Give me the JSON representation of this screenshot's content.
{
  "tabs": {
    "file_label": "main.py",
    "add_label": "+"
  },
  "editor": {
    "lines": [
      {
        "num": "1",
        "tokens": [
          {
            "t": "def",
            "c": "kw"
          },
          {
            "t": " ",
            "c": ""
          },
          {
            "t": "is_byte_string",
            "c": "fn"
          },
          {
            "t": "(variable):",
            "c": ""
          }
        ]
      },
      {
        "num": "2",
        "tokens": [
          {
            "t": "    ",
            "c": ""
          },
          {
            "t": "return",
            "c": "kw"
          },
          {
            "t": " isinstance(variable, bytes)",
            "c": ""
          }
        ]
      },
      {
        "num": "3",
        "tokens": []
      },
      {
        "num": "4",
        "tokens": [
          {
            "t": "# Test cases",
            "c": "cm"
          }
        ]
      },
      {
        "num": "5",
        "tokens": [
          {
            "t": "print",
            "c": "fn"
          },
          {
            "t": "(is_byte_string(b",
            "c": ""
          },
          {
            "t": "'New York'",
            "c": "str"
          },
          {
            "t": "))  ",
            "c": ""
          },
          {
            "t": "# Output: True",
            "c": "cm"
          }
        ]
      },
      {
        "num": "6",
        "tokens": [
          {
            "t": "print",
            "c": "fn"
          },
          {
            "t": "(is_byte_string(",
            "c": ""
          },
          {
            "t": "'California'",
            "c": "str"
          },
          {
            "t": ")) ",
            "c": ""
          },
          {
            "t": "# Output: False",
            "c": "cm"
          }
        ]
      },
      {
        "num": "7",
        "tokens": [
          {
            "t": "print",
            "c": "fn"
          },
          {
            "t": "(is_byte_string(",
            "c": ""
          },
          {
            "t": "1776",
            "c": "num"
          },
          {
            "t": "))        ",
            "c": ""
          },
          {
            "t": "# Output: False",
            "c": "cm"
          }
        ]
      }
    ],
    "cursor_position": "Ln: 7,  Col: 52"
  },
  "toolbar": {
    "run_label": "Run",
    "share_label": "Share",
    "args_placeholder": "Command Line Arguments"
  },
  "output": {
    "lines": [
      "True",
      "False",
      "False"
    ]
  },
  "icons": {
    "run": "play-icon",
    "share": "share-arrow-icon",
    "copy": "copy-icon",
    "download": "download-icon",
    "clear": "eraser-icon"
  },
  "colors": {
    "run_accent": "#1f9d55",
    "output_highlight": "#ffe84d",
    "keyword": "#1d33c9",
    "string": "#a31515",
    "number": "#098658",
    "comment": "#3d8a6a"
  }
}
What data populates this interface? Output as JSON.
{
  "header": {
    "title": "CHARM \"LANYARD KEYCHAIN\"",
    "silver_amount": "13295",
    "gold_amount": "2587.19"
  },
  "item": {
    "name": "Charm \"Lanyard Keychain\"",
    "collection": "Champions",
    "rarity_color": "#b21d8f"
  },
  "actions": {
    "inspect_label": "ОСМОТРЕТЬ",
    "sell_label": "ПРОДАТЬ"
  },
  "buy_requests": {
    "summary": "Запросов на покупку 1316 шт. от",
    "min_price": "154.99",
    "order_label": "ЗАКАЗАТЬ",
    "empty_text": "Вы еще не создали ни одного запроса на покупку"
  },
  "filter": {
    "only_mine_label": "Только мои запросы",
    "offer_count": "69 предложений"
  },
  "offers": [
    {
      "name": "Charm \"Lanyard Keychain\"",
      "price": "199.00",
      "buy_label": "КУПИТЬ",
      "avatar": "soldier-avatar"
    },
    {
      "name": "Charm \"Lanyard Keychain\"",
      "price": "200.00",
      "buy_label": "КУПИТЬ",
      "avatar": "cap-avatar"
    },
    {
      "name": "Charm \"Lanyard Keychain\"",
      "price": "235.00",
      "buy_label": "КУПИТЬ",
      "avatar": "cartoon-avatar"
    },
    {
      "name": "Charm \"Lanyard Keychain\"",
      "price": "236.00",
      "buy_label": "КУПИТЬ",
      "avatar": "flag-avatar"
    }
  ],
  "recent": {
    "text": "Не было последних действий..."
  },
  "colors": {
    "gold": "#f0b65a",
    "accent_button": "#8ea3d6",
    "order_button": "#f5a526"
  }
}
+-------+
- PROBLEM DETAILS
Reproduce the entries above in full by retyping them exactly.

- EXERCISE SOLUTION
Give me the JSON representation of this screenshot's content.
{
  "tabs": {
    "file_label": "main.py",
    "add_label": "+"
  },
  "editor": {
    "lines": [
      {
        "num": "1",
        "tokens": [
          {
            "t": "def",
            "c": "kw"
          },
          {
            "t": " ",
            "c": ""
          },
          {
            "t": "is_byte_string",
            "c": "fn"
          },
          {
            "t": "(variable):",
            "c": ""
          }
        ]
      },
      {
        "num": "2",
        "tokens": [
          {
            "t": "    ",
            "c": ""
          },
          {
            "t": "return",
            "c": "kw"
          },
          {
            "t": " isinstance(variable, bytes)",
            "c": ""
          }
        ]
      },
      {
        "num": "3",
        "tokens": []
      },
      {
        "num": "4",
        "tokens": [
          {
            "t": "# Test cases",
            "c": "cm"
          }
        ]
      },
      {
        "num": "5",
        "tokens": [
          {
            "t": "print",
            "c": "fn"
          },
          {
            "t": "(is_byte_string(b",
            "c": ""
          },
          {
            "t": "'New York'",
            "c": "str"
          },
          {
            "t": "))  ",
            "c": ""
          },
          {
            "t": "# Output: True",
            "c": "cm"
          }
        ]
      },
      {
        "num": "6",
        "tokens": [
          {
            "t": "print",
            "c": "fn"
          },
          {
            "t": "(is_byte_string(",
            "c": ""
          },
          {
            "t": "'California'",
            "c": "str"
          },
          {
            "t": ")) ",
            "c": ""
          },
          {
            "t": "# Output: False",
            "c": "cm"
          }
        ]
      },
      {
        "num": "7",
        "tokens": [
          {
            "t": "print",
            "c": "fn"
          },
          {
            "t": "(is_byte_string(",
            "c": ""
          },
          {
            "t": "1776",
            "c": "num"
          },
          {
            "t": "))        ",
            "c": ""
          },
          {
            "t": "# Output: False",
            "c": "cm"
          }
        ]
      }
    ],
    "cursor_position": "Ln: 7,  Col: 52"
  },
  "toolbar": {
    "run_label": "Run",
    "share_label": "Share",
    "args_placeholder": "Command Line Arguments"
  },
  "output": {
    "lines": [
      "True",
      "False",
      "False"
    ]
  },
  "icons": {
    "run": "play-icon",
    "share": "share-arrow-icon",
    "copy": "copy-icon",
    "download": "download-icon",
    "clear": "eraser-icon"
  },
  "colors": {
    "run_accent": "#1f9d55",
    "output_highlight": "#ffe84d",
    "keyword": "#1d33c9",
    "string": "#a31515",
    "number": "#098658",
    "comment": "#3d8a6a"
  }
}
What data populates this interface? Output as JSON.
{
  "header": {
    "title": "CHARM \"LANYARD KEYCHAIN\"",
    "silver_amount": "13295",
    "gold_amount": "2587.19"
  },
  "item": {
    "name": "Charm \"Lanyard Keychain\"",
    "collection": "Champions",
    "rarity_color": "#b21d8f"
  },
  "actions": {
    "inspect_label": "ОСМОТРЕТЬ",
    "sell_label": "ПРОДАТЬ"
  },
  "buy_requests": {
    "summary": "Запросов на покупку 1316 шт. от",
    "min_price": "154.99",
    "order_label": "ЗАКАЗАТЬ",
    "empty_text": "Вы еще не создали ни одного запроса на покупку"
  },
  "filter": {
    "only_mine_label": "Только мои запросы",
    "offer_count": "69 предложений"
  },
  "offers": [
    {
      "name": "Charm \"Lanyard Keychain\"",
      "price": "199.00",
      "buy_label": "КУПИТЬ",
      "avatar": "soldier-avatar"
    },
    {
      "name": "Charm \"Lanyard Keychain\"",
      "price": "200.00",
      "buy_label": "КУПИТЬ",
      "avatar": "cap-avatar"
    },
    {
      "name": "Charm \"Lanyard Keychain\"",
      "price": "235.00",
      "buy_label": "КУПИТЬ",
      "avatar": "cartoon-avatar"
    },
    {
      "name": "Charm \"Lanyard Keychain\"",
      "price": "236.00",
      "buy_label": "КУПИТЬ",
      "avatar": "flag-avatar"
    }
  ],
  "recent": {
    "text": "Не было последних действий..."
  },
  "colors": {
    "gold": "#f0b65a",
    "accent_button": "#8ea3d6",
    "order_button": "#f5a526"
  }
}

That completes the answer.